(Figure dataset records)
════════════════

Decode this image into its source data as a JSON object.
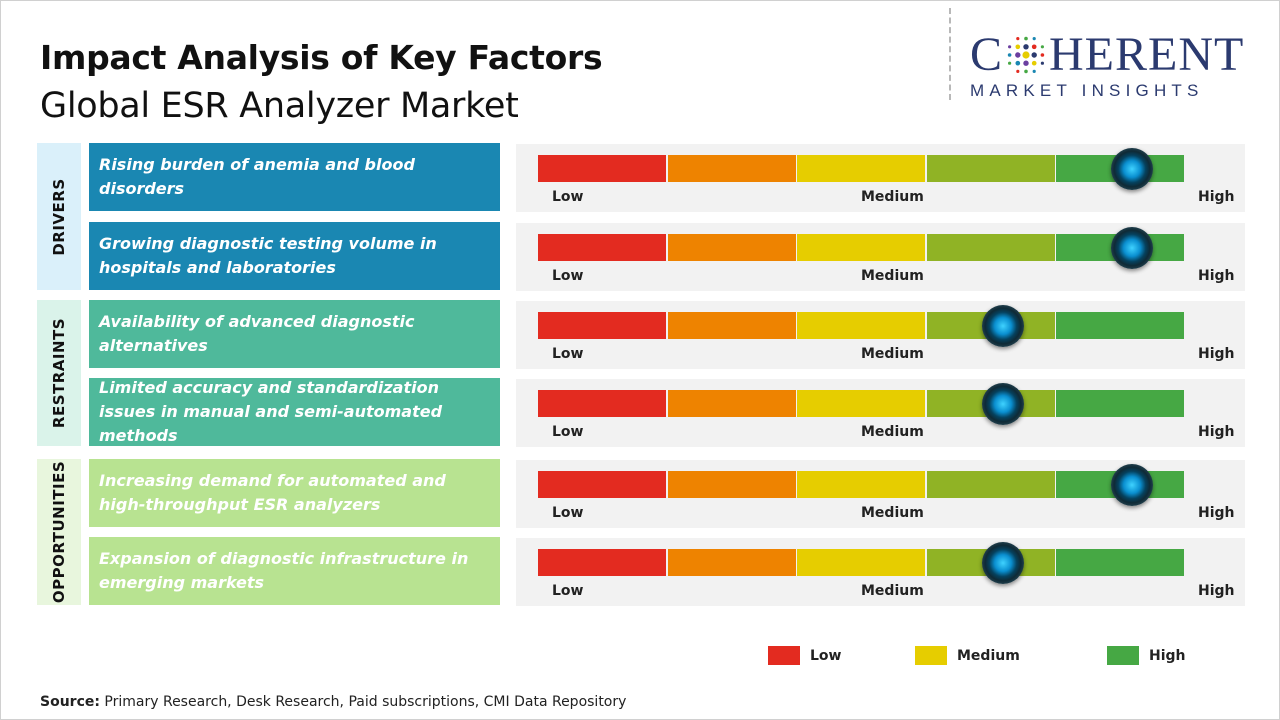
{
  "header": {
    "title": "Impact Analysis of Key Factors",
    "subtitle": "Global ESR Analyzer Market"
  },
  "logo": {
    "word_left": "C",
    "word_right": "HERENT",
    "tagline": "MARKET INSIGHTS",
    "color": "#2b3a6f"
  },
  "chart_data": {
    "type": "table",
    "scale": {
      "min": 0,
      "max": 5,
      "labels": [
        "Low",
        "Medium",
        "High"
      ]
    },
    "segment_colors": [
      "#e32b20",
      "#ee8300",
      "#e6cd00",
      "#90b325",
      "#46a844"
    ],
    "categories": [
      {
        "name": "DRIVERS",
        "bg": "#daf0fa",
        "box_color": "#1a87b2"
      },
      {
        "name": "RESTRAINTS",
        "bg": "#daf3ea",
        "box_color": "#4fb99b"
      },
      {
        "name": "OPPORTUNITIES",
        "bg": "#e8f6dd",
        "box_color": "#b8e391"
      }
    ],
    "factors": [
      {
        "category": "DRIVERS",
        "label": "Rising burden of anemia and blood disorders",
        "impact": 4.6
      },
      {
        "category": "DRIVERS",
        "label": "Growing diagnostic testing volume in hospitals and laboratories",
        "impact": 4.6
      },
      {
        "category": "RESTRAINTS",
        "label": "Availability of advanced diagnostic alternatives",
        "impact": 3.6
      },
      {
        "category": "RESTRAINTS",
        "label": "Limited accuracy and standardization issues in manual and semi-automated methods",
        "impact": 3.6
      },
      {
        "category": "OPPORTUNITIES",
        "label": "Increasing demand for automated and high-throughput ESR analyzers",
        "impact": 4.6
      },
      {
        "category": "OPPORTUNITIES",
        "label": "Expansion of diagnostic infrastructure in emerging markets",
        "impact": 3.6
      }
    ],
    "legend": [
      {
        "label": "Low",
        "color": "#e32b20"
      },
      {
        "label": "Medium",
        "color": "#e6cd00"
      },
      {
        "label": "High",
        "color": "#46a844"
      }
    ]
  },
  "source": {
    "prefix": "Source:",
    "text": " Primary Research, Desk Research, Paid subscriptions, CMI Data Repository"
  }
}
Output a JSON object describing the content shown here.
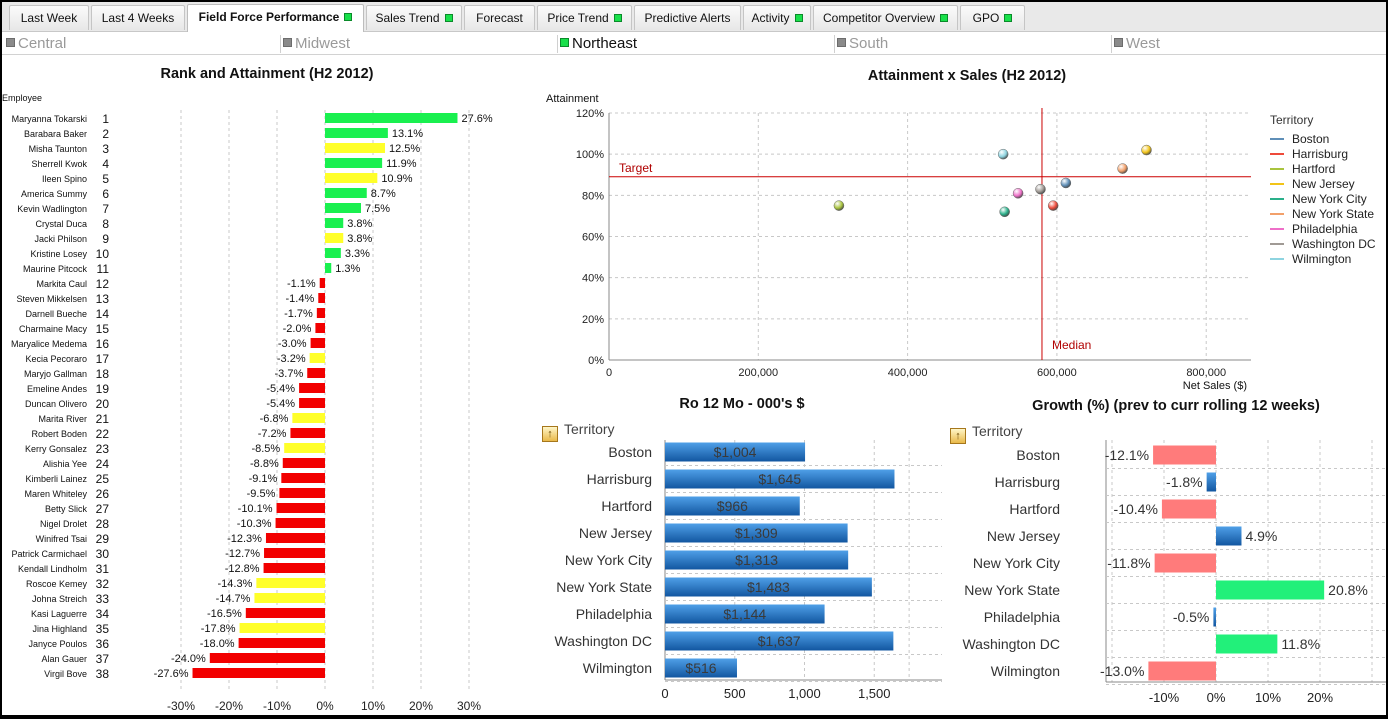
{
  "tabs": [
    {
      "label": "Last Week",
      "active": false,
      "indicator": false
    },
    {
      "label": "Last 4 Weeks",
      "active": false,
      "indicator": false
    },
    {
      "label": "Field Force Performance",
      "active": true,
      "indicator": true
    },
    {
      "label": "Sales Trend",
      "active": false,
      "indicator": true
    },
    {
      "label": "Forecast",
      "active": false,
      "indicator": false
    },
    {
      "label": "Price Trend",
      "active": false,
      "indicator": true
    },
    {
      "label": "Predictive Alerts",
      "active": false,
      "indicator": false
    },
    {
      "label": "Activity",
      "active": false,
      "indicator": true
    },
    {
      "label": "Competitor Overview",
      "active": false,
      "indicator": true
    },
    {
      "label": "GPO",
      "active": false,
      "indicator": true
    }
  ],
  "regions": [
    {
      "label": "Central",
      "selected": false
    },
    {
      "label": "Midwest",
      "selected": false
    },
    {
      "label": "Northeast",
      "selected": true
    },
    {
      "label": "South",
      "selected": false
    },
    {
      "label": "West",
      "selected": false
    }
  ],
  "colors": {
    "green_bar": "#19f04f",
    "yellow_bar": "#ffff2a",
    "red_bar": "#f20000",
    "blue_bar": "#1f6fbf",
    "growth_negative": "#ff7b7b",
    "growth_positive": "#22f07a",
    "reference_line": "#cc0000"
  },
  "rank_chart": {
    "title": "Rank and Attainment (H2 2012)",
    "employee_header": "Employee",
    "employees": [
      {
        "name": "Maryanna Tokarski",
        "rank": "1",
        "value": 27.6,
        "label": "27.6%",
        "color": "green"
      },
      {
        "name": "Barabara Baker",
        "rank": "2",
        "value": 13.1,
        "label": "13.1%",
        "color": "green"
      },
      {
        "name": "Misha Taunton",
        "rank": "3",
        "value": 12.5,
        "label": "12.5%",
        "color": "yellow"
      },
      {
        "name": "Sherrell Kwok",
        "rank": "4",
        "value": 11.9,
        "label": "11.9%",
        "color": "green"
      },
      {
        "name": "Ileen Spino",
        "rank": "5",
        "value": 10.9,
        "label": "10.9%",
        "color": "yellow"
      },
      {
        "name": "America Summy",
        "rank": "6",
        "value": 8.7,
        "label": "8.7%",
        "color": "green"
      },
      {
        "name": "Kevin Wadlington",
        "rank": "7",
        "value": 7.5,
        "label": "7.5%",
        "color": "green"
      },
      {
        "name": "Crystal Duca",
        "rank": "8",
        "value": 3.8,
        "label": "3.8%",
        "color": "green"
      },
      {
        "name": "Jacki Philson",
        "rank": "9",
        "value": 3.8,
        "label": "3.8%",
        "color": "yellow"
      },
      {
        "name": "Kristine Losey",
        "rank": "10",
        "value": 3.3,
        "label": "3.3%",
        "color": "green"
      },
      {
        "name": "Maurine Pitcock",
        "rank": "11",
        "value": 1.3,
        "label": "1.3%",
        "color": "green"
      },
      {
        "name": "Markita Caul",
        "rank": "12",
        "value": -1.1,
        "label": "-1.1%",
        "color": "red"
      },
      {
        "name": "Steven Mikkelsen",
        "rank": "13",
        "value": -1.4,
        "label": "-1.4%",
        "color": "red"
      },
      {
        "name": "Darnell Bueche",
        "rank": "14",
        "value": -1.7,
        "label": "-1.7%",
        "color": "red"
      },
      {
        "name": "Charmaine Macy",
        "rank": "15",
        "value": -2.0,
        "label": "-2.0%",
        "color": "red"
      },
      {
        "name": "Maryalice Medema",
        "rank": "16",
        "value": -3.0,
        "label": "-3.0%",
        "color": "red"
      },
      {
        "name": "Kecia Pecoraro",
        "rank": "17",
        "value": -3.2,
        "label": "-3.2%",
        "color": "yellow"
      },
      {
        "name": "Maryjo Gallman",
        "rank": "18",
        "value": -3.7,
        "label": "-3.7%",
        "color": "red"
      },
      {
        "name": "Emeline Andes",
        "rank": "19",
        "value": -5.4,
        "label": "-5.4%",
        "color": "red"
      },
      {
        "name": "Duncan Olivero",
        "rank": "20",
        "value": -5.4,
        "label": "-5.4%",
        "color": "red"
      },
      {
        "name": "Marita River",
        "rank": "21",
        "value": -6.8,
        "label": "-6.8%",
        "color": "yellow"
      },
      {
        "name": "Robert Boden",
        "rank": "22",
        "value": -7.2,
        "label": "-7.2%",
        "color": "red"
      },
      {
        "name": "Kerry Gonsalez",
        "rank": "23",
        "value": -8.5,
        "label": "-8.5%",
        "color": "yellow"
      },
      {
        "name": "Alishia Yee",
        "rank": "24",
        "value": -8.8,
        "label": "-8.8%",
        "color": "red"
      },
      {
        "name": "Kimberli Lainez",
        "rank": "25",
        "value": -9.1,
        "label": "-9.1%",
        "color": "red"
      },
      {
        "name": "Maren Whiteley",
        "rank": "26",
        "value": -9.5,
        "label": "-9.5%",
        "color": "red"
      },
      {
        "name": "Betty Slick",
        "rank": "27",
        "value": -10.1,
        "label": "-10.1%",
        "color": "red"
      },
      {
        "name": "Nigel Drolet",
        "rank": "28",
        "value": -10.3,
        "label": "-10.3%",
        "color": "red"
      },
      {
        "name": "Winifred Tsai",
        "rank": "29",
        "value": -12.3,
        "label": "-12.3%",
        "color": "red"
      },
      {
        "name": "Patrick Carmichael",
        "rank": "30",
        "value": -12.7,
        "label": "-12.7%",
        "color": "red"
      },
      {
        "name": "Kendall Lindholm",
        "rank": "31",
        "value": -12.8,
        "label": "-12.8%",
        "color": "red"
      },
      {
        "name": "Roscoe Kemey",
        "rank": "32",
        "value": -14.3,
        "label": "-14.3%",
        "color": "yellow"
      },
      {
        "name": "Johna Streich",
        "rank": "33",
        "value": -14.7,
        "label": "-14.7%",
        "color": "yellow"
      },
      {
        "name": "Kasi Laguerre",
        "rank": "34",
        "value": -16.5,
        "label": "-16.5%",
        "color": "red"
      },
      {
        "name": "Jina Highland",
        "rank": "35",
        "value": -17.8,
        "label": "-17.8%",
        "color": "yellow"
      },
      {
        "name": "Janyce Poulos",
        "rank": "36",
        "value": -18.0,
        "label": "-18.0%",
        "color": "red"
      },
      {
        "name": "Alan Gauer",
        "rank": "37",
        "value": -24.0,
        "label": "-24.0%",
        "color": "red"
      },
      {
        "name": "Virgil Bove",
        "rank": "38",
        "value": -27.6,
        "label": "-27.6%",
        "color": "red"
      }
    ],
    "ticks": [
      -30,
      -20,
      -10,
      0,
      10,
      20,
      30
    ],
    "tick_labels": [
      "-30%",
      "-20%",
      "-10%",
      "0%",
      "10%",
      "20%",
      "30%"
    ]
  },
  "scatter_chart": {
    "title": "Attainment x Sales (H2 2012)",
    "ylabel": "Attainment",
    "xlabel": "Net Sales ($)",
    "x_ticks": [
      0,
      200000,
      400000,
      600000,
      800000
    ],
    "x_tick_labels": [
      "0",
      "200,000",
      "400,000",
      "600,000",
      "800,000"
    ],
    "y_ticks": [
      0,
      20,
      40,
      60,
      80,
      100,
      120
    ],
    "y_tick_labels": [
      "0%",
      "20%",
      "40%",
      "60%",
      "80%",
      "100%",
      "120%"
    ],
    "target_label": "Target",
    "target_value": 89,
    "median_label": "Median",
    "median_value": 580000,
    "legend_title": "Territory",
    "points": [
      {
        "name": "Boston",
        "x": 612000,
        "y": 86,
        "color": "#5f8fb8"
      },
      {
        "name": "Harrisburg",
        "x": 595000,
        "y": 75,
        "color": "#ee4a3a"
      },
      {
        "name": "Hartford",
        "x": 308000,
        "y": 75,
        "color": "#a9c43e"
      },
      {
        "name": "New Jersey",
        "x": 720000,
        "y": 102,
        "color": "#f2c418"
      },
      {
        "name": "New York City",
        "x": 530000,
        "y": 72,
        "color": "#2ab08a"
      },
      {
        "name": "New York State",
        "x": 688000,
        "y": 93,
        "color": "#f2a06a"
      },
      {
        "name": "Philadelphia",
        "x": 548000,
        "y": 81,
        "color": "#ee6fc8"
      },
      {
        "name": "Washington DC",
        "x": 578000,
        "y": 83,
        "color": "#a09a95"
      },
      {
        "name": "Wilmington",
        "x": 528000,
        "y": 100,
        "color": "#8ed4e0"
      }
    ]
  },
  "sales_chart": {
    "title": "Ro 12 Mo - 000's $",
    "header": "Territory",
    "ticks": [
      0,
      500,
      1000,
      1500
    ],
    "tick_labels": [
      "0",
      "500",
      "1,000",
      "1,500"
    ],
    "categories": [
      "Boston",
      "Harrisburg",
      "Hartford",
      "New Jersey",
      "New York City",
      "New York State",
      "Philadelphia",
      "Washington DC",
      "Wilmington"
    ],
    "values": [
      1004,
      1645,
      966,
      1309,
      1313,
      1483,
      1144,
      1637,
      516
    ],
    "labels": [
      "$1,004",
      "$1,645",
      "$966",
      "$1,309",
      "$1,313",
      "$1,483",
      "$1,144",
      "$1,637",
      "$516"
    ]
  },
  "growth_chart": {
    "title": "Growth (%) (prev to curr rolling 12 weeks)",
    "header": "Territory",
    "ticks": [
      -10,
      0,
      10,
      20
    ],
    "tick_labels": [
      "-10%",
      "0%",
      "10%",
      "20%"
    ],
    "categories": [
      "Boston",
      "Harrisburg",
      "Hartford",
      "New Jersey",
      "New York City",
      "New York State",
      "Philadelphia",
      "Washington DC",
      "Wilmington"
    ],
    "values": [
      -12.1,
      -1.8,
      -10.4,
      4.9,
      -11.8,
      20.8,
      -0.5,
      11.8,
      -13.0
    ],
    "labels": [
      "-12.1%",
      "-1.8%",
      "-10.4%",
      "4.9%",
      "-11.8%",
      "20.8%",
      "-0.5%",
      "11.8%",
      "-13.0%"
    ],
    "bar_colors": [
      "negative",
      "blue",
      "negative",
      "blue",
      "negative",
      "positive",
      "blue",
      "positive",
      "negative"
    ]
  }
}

════════════════

- Written task:
Give the number of lines in the data that contain "JSON", with no other words.

- Final result:
2